» **Job**: Check every line of the entries below for the word "laptop", and copy the ones that have it.

» **Dataset entries**:
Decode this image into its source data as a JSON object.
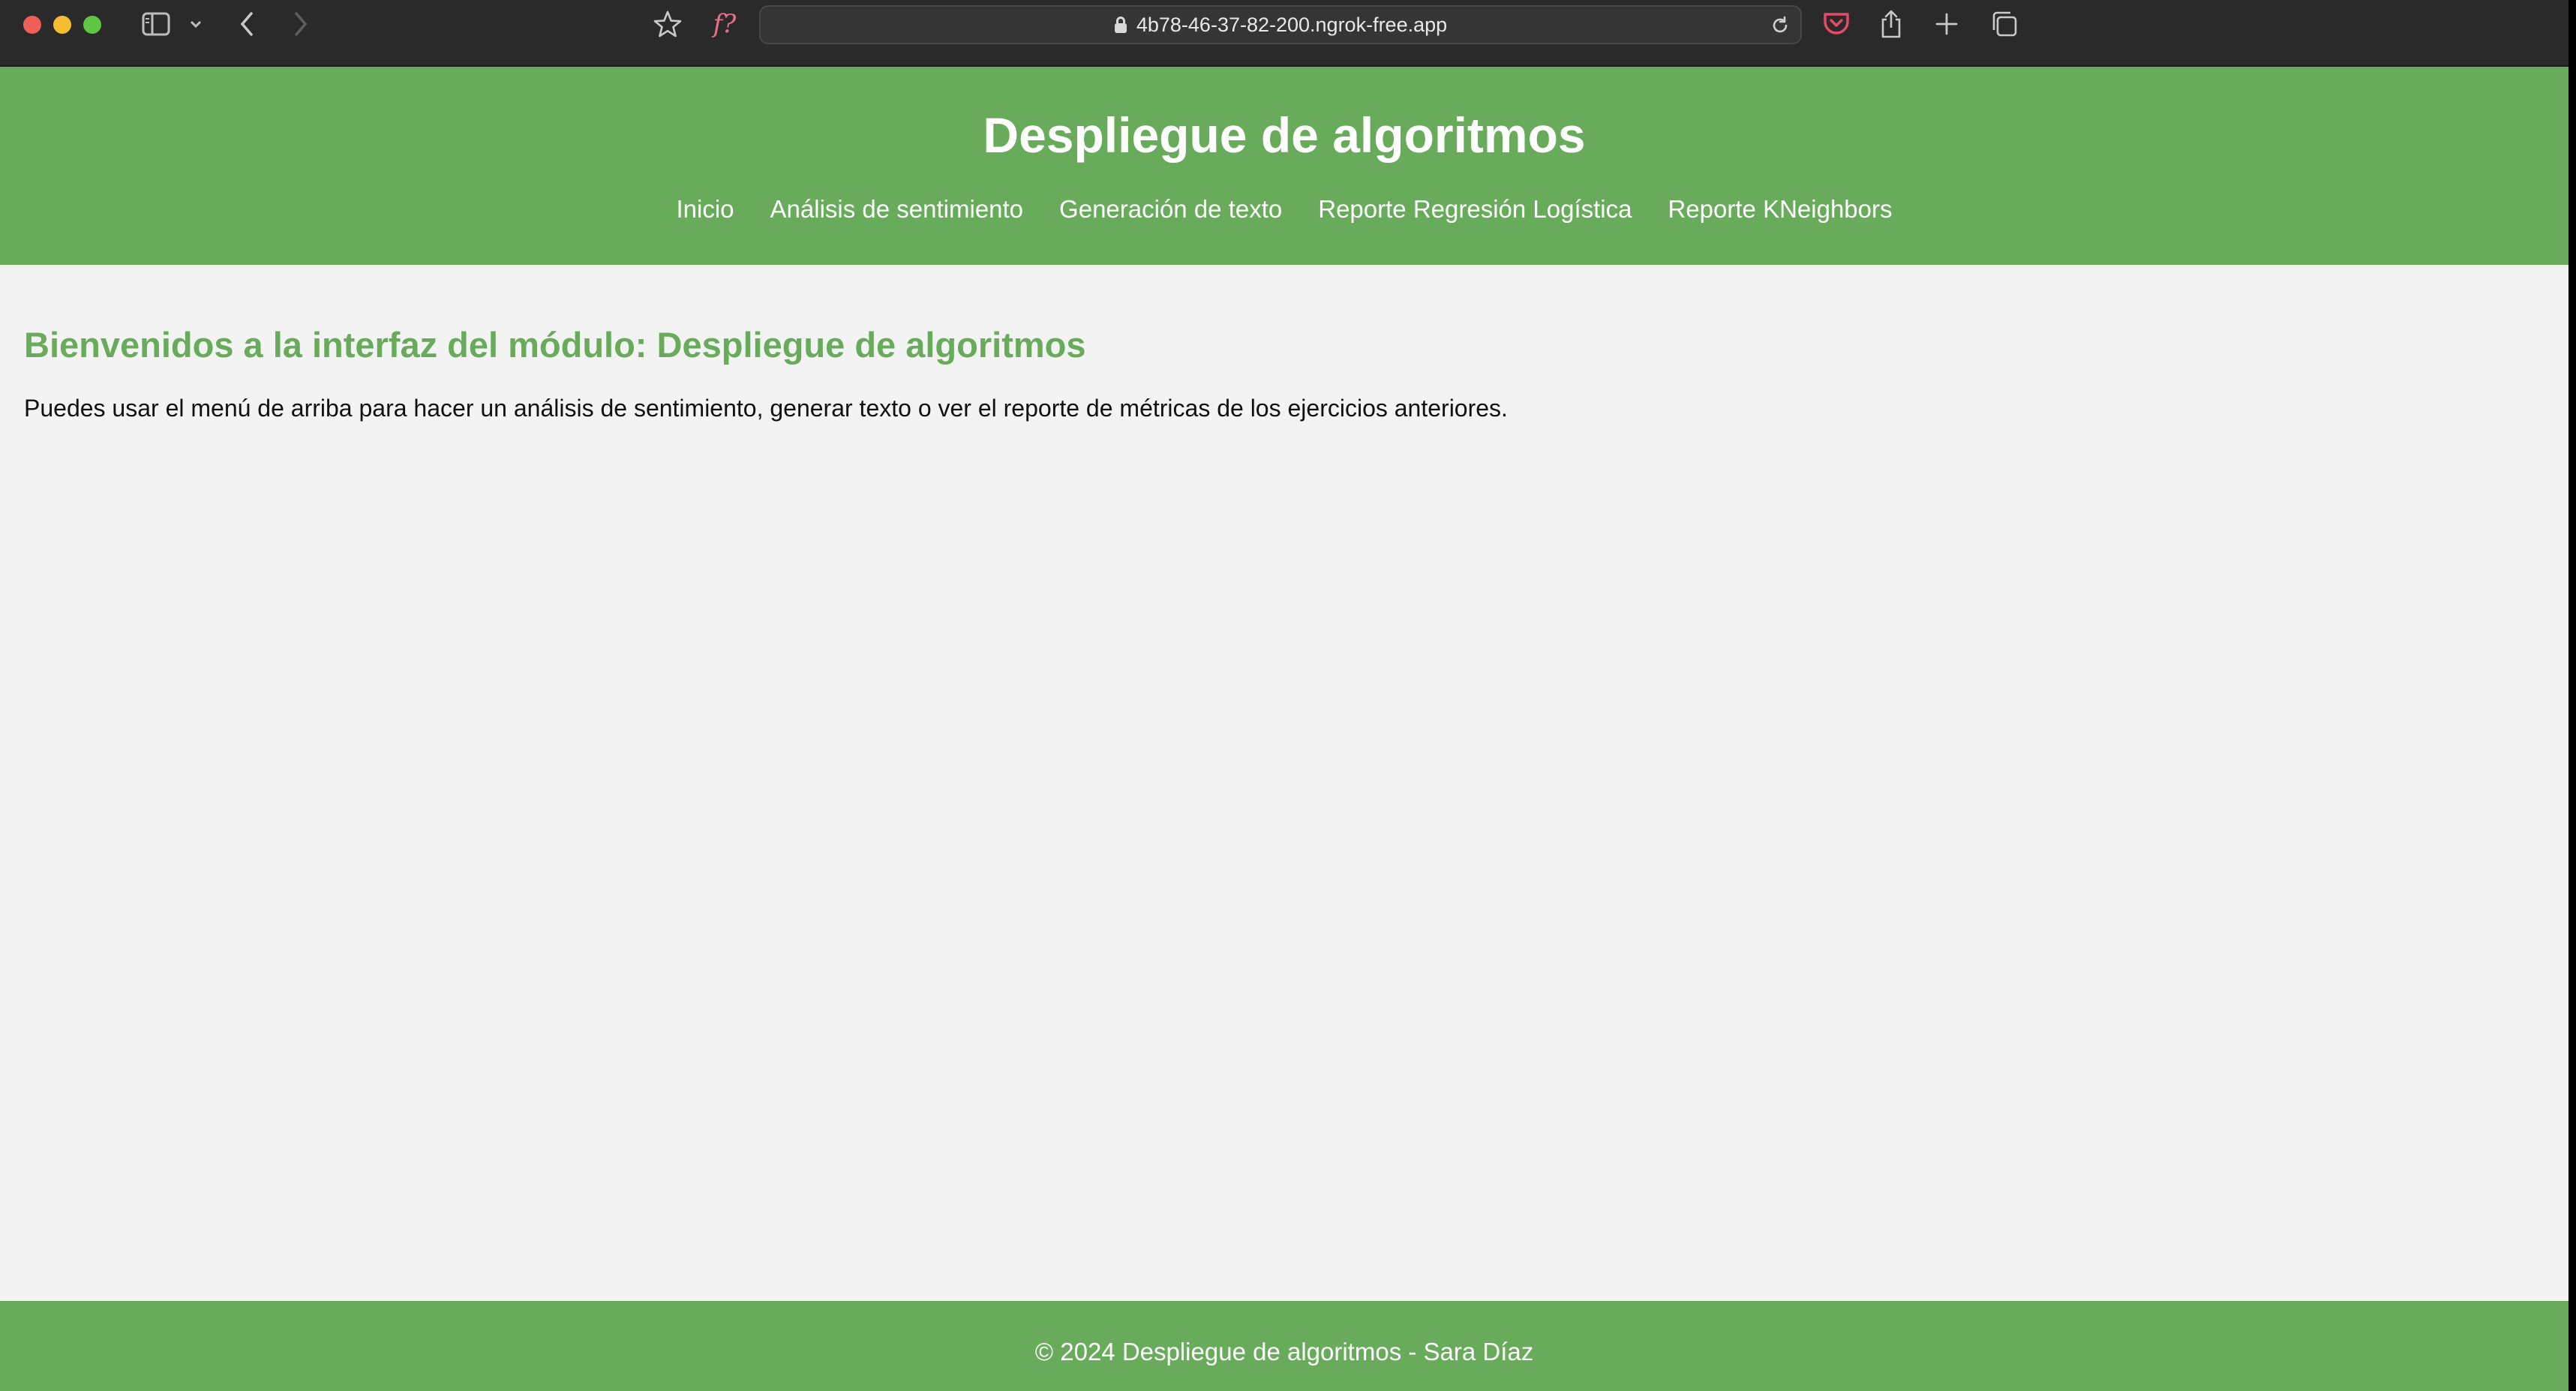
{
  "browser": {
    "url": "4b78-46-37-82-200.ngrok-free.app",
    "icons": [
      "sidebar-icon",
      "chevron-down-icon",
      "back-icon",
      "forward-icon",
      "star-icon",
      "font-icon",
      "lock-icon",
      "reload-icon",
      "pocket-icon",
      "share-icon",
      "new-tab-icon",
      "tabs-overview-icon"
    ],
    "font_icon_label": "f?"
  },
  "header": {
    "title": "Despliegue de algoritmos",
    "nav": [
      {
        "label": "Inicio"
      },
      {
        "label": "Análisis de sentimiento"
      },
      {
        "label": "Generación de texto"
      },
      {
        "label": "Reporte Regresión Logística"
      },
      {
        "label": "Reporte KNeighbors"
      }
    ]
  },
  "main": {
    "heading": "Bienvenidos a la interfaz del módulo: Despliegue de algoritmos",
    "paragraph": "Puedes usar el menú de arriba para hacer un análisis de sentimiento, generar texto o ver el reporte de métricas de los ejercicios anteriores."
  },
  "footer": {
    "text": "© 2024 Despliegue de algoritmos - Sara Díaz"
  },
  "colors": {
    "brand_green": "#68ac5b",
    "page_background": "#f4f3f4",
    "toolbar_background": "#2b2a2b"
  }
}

---

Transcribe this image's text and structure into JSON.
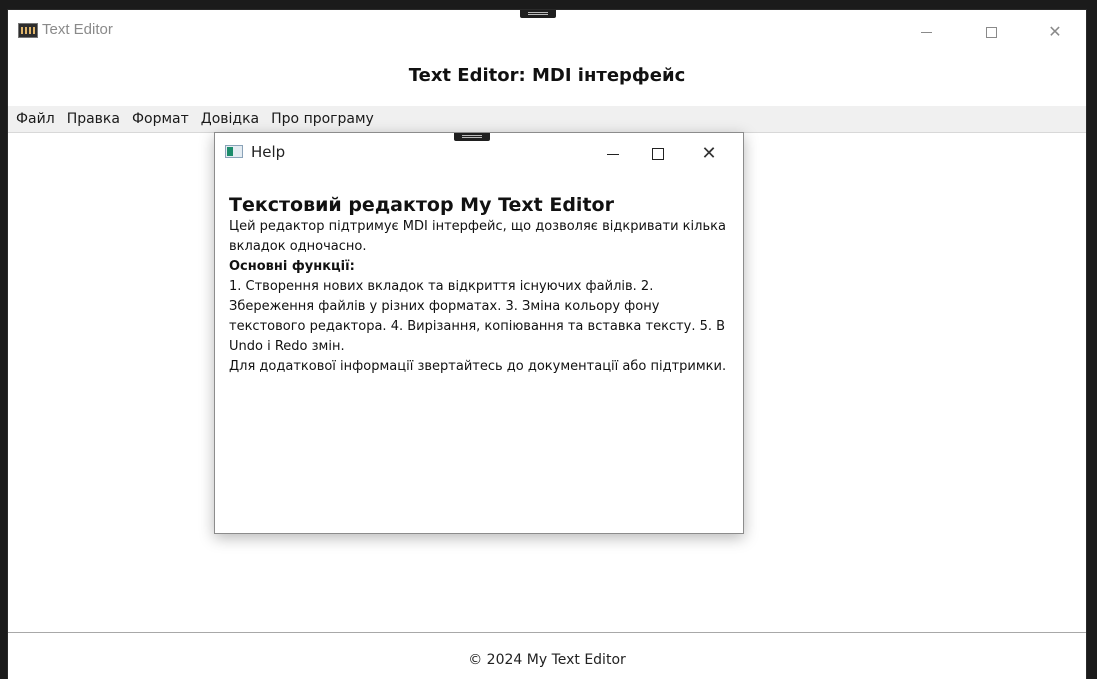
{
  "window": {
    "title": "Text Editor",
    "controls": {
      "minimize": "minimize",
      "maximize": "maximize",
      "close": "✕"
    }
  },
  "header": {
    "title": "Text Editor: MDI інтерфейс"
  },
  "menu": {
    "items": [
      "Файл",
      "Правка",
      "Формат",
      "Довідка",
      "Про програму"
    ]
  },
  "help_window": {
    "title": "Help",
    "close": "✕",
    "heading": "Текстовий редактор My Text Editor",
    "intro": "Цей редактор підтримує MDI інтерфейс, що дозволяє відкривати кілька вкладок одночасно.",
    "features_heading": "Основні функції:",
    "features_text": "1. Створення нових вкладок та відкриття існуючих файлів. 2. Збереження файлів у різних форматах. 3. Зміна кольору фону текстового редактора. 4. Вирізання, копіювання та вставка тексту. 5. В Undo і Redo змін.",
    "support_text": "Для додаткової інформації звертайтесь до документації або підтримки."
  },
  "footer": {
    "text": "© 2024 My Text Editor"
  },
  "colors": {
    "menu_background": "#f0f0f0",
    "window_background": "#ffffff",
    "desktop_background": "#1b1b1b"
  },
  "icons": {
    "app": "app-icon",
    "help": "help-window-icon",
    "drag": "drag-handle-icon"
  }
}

==

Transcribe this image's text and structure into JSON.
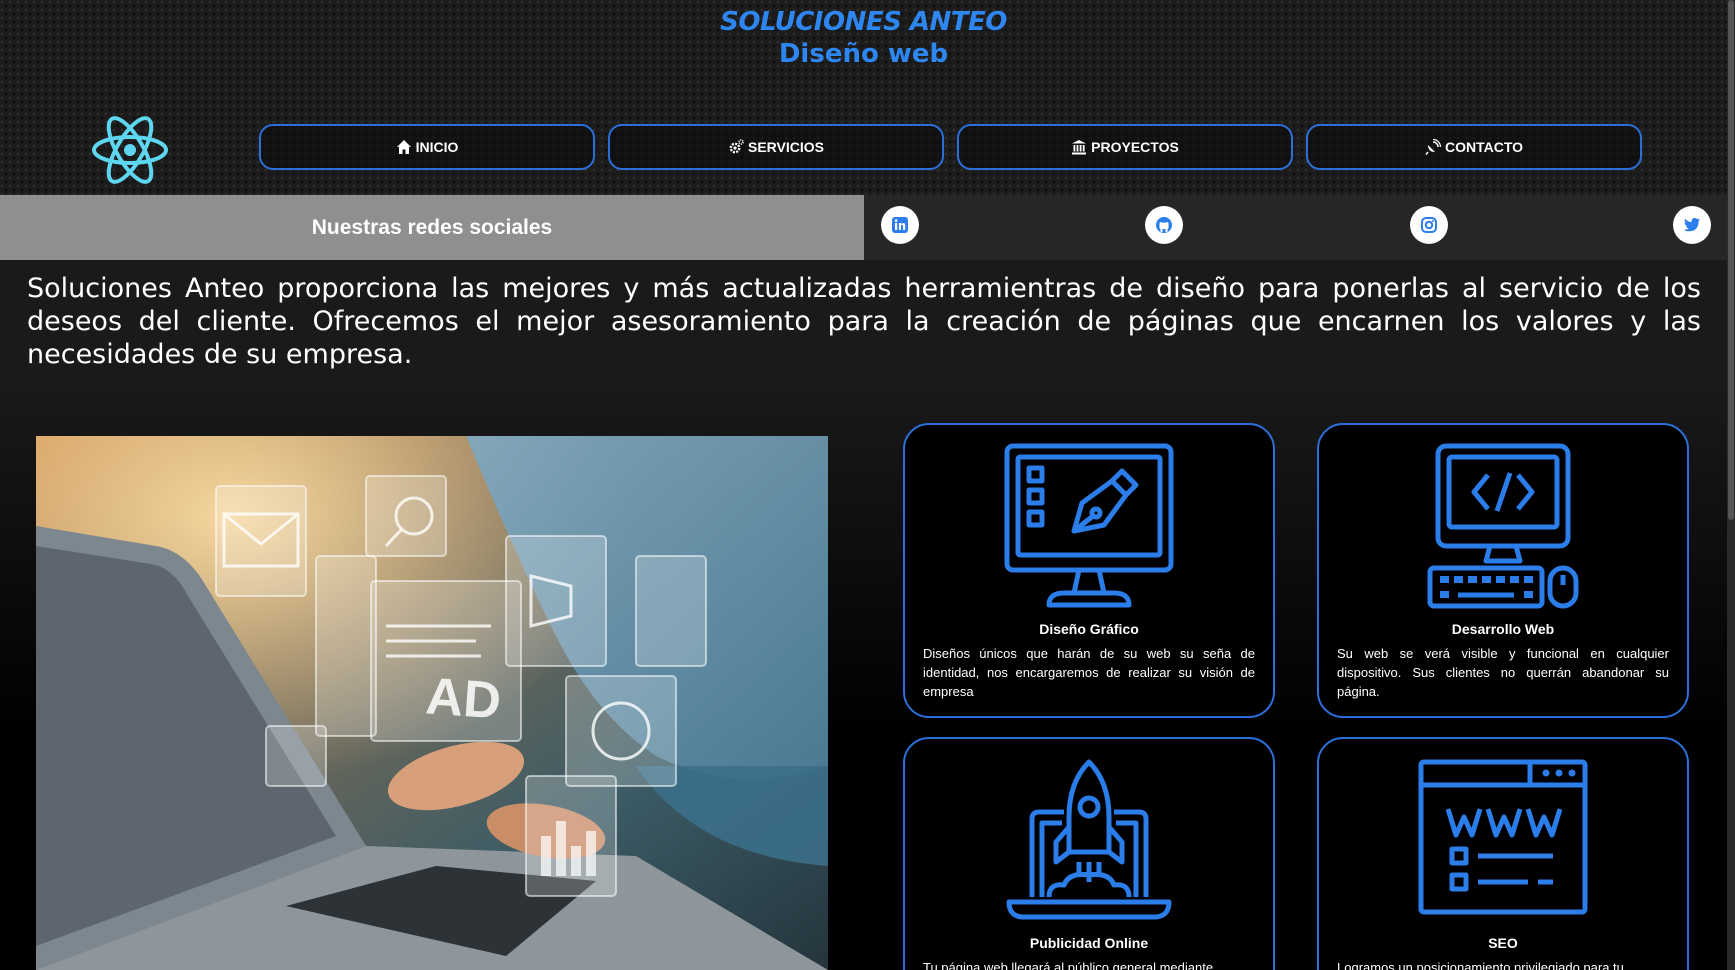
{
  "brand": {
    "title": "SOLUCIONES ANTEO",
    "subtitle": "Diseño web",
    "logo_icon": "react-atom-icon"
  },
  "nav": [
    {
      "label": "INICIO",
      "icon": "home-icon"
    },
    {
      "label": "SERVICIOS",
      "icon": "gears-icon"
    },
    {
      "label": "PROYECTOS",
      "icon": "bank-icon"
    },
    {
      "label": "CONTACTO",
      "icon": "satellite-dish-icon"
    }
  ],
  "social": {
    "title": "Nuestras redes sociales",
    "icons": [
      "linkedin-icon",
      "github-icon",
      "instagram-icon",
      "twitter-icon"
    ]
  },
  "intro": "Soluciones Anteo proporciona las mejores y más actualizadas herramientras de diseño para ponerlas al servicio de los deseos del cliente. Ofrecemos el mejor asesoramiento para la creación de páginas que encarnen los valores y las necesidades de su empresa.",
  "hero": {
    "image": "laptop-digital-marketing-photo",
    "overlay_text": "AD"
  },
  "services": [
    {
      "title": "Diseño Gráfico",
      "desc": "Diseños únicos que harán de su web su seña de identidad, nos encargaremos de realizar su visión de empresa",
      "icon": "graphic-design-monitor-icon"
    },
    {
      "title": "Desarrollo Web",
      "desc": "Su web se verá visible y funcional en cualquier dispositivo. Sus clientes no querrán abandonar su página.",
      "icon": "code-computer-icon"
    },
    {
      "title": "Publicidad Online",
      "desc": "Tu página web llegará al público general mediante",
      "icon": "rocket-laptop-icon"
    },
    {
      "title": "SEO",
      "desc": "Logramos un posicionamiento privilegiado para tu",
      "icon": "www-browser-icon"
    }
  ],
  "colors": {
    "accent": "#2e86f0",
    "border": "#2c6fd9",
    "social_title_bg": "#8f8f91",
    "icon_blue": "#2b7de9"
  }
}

» **Written solution**:
    "image": "laptop-digital-marketing-photo",
      "icon": "rocket-laptop-icon"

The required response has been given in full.